Über das Projekt Hexenküche

Mit dem Projekt Hexenküche begebe ich mich gemeinsam mit Hauke ​​Heumann auf die Suche nach einer Spiritualität, die widerständig und antiessentialistisch ist, und die queerfeministische, emanzipatorische und antikoloniale Botschaften vermittelt.

In den queeren Hexenküchen soll der antiaufklärerischen, antiwissenschaftlichen, ja wissenschaftsfeindlichen Spiritualität und Esoterik – wie sie sich u.a. auf den sogenannten „Hygiene-Demos“ zeigte – entgegengewirkt werden. Die Hexenküchen richten sich auch gegen antisemitische, sexistische und rassistische Verschwörungssideologien, die nicht erst seit Corona existieren.

In meinem Projekt „PostmagicScience“, aus dem die Hexenküche hervorgegangen ist, widme ich mich dem Paradigmenwechsel, der durch den Poststrukturalismus und seine Weiterentwicklung stattgefunden hat. Dieser Paradigmenwechsel ermöglicht – insbesondere auf dem Feld von Konstruktion und Dekonstruktion von Geschlecht – einen neuen Zugang zu Magie, Spiritualität und Hexerei. Ausgehend von Grundlagentexten des Feminismus, der Gender Studies, des neuen Materialismus und Posthumanismus von u.a. Judith Butler, Karen Barad und Paul B. Preciado soll abstrakte Theorie in sinnliches Empowerment verwandelt werden: zunächst online in Texten und in den „Hexenküchengesprächen“. Hier werden Gäst*innen eingeladen, die aus Wissenschaft, Kultur, Kunst und Aktivismus kommen und die mit uns über Hexen, Magie, Feminismus und andere Themen sprechen.

--- ZIEL 1 ---
Aus welchen Bereichen kommen laut dem Textauszug über das Projekt Hexenküche die eingeladenen Gäst*innen? Nennen Sie alle.
--- ZIEL 2 ---
Aus welchem Projekt ist die Hexenküche laut dem Textauszug hervorgegangen?
--- ZIEL 3 ---
Setzen Sie den Textauszug über das Projekt Hexenküche nach seinem letzten Satz fort.

--- ERFASSTE ANGABEN ---
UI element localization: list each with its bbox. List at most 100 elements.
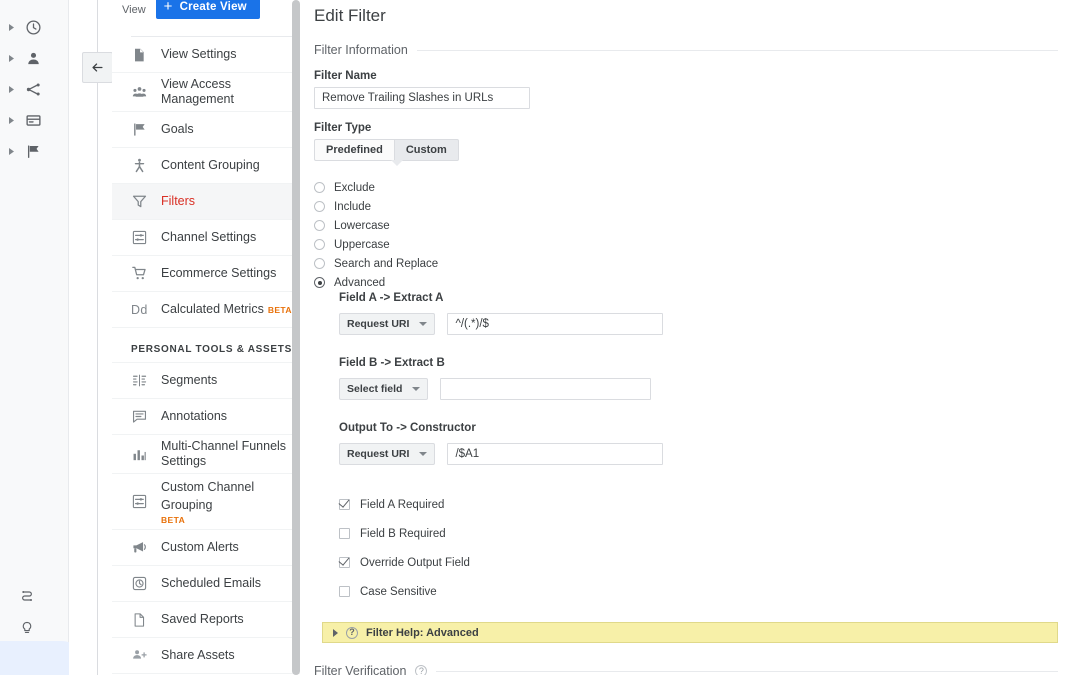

--- ERGEBNIS DER ÜBUNG 1 ---
Wissenschaft, Kultur, Kunst und Aktivismus

--- ERGEBNIS DER ÜBUNG 2 ---
Aus dem Projekt „PostmagicScience“.

--- ERGEBNIS DER ÜBUNG 3 ---
Inspirationen & Quellen

links (fett) und Hinweise auf/zu/von Künstler_innen, Wissenschaftler_innen, Autor_innen, Netzwerken, die auf die eine oder andere Weise für die Hexenküche und Postmagicscience wichtig sind.

Die worldwidewitches des Johannes Paul Räther.

Annie Sprinkle und Beth Stevens Oecosexuality

Paul B. Preciados “contrasexuelles manifest” und “Testojunkie”.

Hengameh Yaghoobifarahs Artikel zu Gender, Postkolonialität und Hexen sowie Magie. 

S A V V Y Contemporary — The Laboratory of Form-Ideas: Ausstellung The incantation of the disquieting muse. On divinity, supra-realities or the exorcisement of witchery

Karen Barad

Donna Haraway

Silvia Federici

Rosi Braidotti

Network Transforming values

Texte zu Magie und Postmagicscience

Versuchen wir es doch einmal mit vernünftiger Magie.

Aber was ist überhaupt Magie? Darüber gibt das von Susanne Witzgall herausgegebene Buch zu zeitgenössischer Kunst  “Reale Magie” Aufschluss. Hier meine Rezension.

 

Magie, neuer Materialismus und die Witches against Trump: lies hier über meine  Idee der Postmagicscience

Hexen & Queers - unpacking spiritophobia

Hexen & Queers

Mit den queeren Hexenküchen beziehen wir uns auf zwei (ehemalige?) Außenseiter*innenpositionen: Den queeren Menschen und die Hexe.

Queer diente lange Zeit als Schimpfwort, um schwule und lesbische Menschen zu diffamieren. Im Zuge der homophoben Hetze gegen HIV-Positive in den USA eigneten sich LGBTIQ* Aktivist*innen (ACT UP) den Begriff an. Dadurch erfuhr er eine positive Umwertung. Queer wird heute als Sammelbegriff für Personen verwendet, die nicht der heterosexuellen Geschlechternorm entsprechen.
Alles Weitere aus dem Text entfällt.